- [INSTRUCTIONS TO FOLLOW]: Only the number is needed: how many lines of the records include "icon"?

Records from a dataset
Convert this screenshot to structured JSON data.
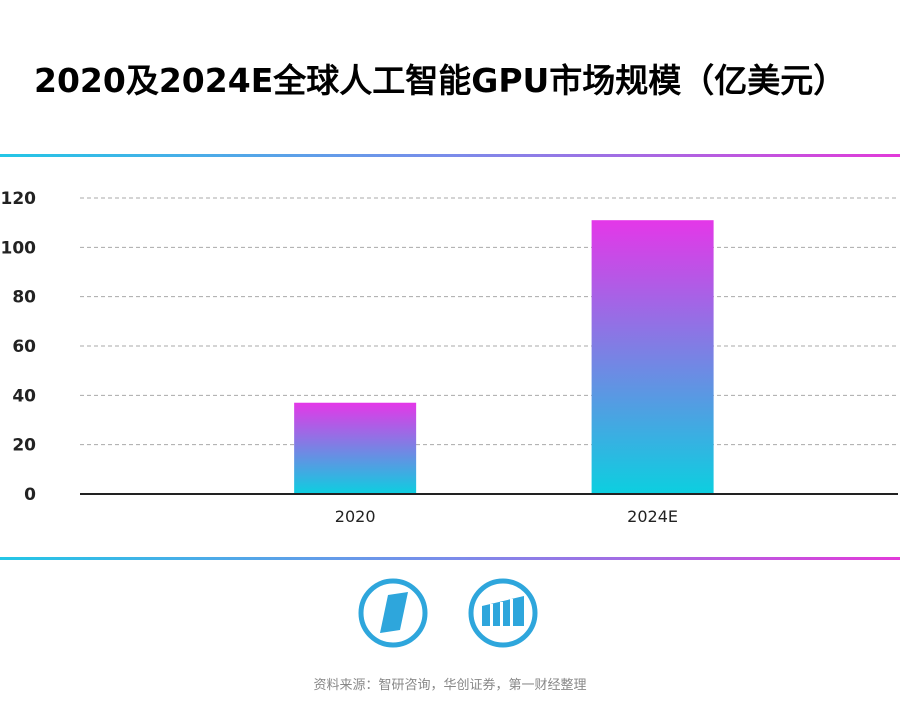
{
  "title": "2020及2024E全球人工智能GPU市场规模（亿美元）",
  "source": "资料来源：智研咨询，华创证券，第一财经整理",
  "colors": {
    "bar_top": "#e437e8",
    "bar_bottom": "#0ccfe0",
    "rule_left": "#23c6e6",
    "rule_right": "#e23ad9",
    "logo": "#2ea6dc"
  },
  "logos": [
    "diamond-logo-icon",
    "bar-chart-logo-icon"
  ],
  "chart_data": {
    "type": "bar",
    "title": "2020及2024E全球人工智能GPU市场规模（亿美元）",
    "categories": [
      "2020",
      "2024E"
    ],
    "values": [
      37,
      111
    ],
    "yticks": [
      "0",
      "20",
      "40",
      "60",
      "80",
      "100",
      "120"
    ],
    "ylim": [
      0,
      120
    ],
    "grid": true
  }
}
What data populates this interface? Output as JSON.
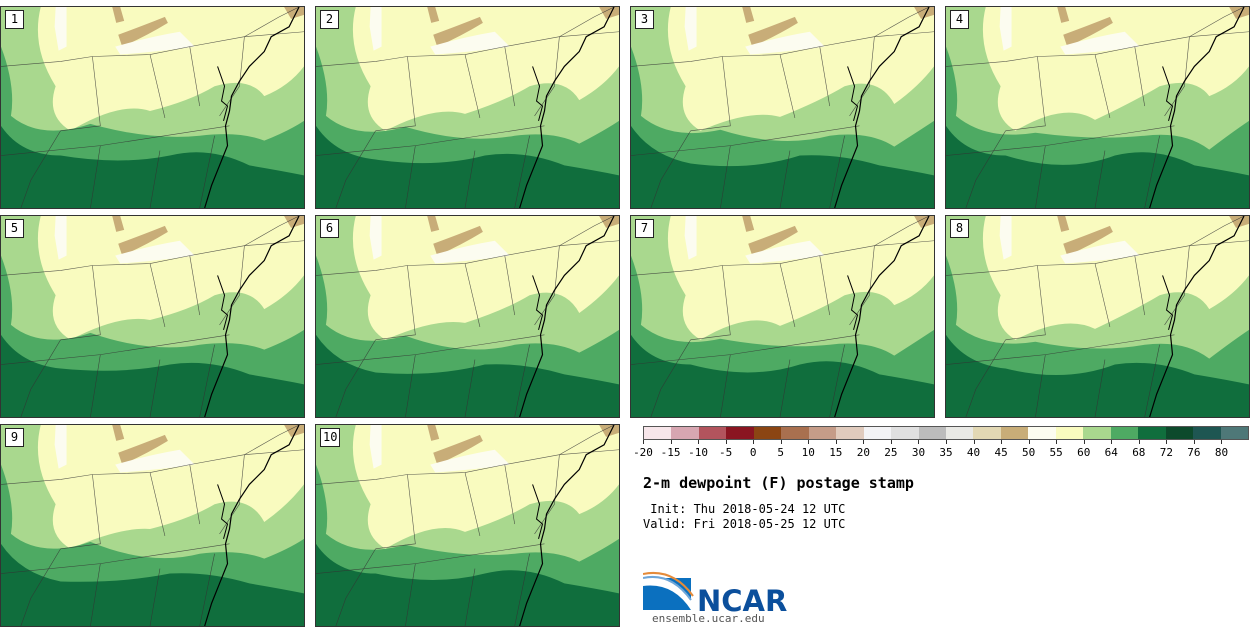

- [RESPONSE TO THE TASK]: 2